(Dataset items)
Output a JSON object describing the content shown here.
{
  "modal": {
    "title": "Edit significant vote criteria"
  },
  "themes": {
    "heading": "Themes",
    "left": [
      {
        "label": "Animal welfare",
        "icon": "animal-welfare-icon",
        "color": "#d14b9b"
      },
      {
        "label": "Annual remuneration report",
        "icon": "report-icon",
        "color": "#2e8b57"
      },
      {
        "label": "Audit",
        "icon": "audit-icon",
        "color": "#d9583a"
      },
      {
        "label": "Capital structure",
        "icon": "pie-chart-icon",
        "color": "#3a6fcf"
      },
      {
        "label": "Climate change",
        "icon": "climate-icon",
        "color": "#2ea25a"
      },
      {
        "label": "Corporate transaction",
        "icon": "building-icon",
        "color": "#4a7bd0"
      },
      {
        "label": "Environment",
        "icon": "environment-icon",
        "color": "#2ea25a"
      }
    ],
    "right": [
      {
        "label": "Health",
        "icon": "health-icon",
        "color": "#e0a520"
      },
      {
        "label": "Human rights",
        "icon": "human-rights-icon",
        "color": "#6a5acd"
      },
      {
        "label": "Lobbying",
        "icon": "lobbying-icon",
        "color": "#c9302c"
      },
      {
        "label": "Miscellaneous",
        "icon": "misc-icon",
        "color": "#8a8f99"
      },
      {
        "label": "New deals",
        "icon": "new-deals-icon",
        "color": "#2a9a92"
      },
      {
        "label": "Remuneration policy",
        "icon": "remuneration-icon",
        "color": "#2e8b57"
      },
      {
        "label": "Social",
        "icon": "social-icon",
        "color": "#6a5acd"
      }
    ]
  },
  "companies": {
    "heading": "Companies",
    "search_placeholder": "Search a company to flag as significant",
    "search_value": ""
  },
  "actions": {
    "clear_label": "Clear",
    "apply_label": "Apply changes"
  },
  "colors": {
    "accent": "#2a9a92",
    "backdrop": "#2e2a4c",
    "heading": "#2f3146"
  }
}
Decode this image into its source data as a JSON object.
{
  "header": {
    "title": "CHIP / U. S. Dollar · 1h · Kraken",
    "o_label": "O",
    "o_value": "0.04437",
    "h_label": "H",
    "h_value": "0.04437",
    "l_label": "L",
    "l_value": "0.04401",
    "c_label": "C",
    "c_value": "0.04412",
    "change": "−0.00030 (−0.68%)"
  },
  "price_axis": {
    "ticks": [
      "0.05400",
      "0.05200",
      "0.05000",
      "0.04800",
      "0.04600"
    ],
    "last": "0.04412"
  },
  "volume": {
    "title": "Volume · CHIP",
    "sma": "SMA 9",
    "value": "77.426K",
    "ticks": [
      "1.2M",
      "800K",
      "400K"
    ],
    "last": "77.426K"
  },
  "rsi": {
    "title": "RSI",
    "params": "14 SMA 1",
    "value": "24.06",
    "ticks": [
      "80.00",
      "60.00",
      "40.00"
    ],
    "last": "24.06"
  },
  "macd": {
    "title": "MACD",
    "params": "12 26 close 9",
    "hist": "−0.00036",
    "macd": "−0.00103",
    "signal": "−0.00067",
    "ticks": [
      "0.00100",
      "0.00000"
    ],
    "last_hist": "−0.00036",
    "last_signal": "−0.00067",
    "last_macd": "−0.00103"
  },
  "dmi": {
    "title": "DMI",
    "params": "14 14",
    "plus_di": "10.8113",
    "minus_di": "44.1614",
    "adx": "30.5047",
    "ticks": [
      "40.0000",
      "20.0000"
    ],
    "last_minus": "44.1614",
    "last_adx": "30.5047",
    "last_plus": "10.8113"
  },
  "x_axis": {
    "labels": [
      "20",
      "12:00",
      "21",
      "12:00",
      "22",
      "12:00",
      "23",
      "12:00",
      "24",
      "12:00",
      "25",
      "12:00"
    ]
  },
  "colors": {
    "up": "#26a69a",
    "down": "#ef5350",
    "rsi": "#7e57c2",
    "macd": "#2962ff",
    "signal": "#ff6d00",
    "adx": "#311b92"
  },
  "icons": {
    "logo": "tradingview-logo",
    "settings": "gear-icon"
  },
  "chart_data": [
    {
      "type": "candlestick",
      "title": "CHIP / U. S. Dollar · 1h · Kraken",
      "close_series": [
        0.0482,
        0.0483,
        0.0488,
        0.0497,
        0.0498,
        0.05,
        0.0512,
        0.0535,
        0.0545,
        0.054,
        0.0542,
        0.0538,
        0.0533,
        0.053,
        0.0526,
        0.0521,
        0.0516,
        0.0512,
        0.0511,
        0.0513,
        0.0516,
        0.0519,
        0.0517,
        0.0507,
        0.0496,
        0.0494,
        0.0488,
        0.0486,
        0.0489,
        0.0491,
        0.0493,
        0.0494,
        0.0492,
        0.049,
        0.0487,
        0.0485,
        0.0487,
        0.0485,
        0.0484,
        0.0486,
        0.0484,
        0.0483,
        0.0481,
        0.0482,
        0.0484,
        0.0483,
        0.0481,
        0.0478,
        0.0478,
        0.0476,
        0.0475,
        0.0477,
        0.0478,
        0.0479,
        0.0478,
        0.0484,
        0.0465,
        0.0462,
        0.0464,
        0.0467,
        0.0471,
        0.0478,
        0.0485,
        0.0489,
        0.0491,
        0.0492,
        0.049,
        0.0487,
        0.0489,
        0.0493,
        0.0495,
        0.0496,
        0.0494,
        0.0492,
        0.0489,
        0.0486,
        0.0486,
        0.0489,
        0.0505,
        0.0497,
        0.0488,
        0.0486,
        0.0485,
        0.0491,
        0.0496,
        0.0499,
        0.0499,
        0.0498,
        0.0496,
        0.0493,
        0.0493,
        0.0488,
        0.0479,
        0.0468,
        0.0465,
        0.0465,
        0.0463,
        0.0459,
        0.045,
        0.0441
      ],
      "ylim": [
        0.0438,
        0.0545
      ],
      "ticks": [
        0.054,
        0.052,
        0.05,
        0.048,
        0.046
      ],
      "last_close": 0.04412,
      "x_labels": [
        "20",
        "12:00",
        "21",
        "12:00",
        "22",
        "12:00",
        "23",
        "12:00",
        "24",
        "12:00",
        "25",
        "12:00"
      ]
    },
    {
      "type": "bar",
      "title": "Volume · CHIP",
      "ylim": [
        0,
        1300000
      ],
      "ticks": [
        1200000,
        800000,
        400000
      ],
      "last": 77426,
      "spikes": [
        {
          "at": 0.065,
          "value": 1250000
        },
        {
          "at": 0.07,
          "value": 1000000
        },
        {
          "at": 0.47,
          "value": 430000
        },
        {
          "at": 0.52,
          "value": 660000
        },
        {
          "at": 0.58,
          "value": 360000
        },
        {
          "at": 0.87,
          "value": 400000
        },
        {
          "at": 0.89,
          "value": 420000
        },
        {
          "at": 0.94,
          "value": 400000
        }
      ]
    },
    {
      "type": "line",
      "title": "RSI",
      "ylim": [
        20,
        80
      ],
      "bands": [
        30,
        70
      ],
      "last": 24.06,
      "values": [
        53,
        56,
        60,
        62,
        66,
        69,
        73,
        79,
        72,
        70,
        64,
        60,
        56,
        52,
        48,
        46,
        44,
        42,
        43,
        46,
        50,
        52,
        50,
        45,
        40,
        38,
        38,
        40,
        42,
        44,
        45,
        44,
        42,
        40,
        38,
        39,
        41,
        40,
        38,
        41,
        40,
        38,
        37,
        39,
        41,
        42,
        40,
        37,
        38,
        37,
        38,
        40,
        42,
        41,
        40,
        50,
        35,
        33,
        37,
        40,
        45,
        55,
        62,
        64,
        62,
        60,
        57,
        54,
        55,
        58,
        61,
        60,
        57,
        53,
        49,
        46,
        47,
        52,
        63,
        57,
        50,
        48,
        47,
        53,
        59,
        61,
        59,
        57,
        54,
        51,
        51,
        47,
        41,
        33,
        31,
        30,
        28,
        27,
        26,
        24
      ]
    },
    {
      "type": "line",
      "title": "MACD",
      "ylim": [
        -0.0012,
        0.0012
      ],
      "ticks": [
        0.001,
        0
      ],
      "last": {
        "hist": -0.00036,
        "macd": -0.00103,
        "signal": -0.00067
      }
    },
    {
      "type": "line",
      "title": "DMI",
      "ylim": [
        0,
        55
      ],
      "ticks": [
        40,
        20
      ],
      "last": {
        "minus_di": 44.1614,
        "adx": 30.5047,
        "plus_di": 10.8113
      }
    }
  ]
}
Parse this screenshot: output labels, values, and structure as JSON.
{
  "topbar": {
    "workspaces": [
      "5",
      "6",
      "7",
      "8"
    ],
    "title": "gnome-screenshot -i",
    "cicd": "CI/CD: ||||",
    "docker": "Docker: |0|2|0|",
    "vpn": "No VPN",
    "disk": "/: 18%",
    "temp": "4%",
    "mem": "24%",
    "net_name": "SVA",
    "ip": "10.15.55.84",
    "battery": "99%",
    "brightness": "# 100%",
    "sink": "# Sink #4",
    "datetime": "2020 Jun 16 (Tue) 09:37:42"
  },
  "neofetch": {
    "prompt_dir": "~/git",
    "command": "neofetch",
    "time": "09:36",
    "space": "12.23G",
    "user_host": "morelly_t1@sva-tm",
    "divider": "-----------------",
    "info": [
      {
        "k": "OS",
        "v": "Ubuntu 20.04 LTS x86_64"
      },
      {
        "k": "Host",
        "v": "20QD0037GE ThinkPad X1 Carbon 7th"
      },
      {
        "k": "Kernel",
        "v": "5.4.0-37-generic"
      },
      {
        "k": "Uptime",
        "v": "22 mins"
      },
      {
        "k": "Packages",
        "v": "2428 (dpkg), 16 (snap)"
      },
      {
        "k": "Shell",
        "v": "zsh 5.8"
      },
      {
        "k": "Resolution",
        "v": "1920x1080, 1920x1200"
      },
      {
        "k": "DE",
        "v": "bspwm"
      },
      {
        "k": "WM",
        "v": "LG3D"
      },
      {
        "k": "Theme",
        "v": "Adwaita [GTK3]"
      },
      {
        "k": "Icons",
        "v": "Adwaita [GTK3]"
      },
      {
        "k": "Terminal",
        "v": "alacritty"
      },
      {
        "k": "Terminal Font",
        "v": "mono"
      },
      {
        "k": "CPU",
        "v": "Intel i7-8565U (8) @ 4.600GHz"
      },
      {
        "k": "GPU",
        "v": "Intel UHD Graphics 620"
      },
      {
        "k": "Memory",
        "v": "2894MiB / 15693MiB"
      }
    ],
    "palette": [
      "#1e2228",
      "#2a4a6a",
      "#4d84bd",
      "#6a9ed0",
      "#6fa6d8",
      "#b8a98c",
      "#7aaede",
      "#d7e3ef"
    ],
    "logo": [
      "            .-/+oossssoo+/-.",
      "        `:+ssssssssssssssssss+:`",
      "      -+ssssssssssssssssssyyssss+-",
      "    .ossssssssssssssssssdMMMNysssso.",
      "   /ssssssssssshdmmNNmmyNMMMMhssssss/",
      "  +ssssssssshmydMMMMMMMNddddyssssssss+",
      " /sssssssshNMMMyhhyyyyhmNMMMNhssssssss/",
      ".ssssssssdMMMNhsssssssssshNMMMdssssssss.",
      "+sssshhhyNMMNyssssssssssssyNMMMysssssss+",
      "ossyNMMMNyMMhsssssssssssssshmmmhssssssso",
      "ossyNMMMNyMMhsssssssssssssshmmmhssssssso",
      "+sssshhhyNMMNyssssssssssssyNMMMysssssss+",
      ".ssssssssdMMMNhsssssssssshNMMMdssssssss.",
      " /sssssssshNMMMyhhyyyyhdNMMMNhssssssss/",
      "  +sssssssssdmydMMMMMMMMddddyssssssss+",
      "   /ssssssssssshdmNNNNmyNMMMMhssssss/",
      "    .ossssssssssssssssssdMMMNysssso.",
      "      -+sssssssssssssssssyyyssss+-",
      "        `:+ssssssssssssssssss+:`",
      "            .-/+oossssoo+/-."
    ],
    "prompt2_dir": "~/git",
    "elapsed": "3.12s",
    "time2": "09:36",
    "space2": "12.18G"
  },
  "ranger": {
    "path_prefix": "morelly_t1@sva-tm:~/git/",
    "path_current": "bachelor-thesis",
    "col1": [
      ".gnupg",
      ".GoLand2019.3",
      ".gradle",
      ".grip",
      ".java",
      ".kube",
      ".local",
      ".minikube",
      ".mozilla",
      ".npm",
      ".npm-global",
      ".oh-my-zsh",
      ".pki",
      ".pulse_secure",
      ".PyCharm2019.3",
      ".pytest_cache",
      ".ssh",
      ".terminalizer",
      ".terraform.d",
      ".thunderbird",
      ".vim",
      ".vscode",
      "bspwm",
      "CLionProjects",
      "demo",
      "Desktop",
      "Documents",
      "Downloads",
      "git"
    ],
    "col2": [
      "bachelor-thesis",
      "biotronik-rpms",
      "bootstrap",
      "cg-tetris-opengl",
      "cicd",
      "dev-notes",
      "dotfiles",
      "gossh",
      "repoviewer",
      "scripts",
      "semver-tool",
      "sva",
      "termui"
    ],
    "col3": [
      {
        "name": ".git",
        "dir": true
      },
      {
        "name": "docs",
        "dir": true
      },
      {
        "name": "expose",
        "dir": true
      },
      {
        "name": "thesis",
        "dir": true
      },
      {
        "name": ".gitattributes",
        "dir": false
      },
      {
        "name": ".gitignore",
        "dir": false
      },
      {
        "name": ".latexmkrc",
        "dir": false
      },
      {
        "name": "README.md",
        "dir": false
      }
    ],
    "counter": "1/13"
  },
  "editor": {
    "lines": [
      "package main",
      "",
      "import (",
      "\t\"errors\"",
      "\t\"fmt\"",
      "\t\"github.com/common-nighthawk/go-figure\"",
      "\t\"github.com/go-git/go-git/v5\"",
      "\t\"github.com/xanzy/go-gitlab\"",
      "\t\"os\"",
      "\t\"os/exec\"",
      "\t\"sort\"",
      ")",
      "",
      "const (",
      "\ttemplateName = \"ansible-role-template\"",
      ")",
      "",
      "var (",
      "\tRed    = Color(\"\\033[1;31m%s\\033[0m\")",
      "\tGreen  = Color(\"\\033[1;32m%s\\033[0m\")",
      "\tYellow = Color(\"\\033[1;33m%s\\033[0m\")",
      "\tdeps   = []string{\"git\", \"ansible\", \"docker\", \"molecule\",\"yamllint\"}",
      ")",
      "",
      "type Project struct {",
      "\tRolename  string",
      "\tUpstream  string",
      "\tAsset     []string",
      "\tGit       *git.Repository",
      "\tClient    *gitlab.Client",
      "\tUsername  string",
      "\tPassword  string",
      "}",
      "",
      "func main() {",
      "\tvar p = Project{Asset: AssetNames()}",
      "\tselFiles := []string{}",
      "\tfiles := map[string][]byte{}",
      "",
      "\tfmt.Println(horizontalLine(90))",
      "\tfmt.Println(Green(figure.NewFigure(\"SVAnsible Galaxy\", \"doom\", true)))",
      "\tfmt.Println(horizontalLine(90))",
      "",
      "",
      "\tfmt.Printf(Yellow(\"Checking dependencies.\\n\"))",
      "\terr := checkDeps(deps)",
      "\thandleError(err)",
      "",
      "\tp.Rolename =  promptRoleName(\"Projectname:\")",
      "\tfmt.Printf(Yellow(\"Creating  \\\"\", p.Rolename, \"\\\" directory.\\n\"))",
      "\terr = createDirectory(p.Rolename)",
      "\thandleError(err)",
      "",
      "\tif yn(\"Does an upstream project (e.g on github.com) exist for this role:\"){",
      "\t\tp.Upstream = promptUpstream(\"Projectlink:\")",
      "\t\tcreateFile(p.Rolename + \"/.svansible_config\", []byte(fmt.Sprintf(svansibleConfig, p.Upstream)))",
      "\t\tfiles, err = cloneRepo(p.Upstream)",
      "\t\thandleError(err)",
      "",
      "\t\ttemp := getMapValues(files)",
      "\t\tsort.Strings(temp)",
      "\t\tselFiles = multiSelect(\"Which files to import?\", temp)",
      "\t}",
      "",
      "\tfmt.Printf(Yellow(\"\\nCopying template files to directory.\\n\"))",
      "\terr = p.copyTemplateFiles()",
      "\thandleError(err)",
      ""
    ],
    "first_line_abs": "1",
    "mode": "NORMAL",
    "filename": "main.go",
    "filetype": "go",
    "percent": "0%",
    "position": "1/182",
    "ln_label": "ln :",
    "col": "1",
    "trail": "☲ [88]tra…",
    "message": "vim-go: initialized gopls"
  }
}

> [Exercise]: In the entries above, count each line with "CHIP"; reply with the total only.

> [Task result]: 4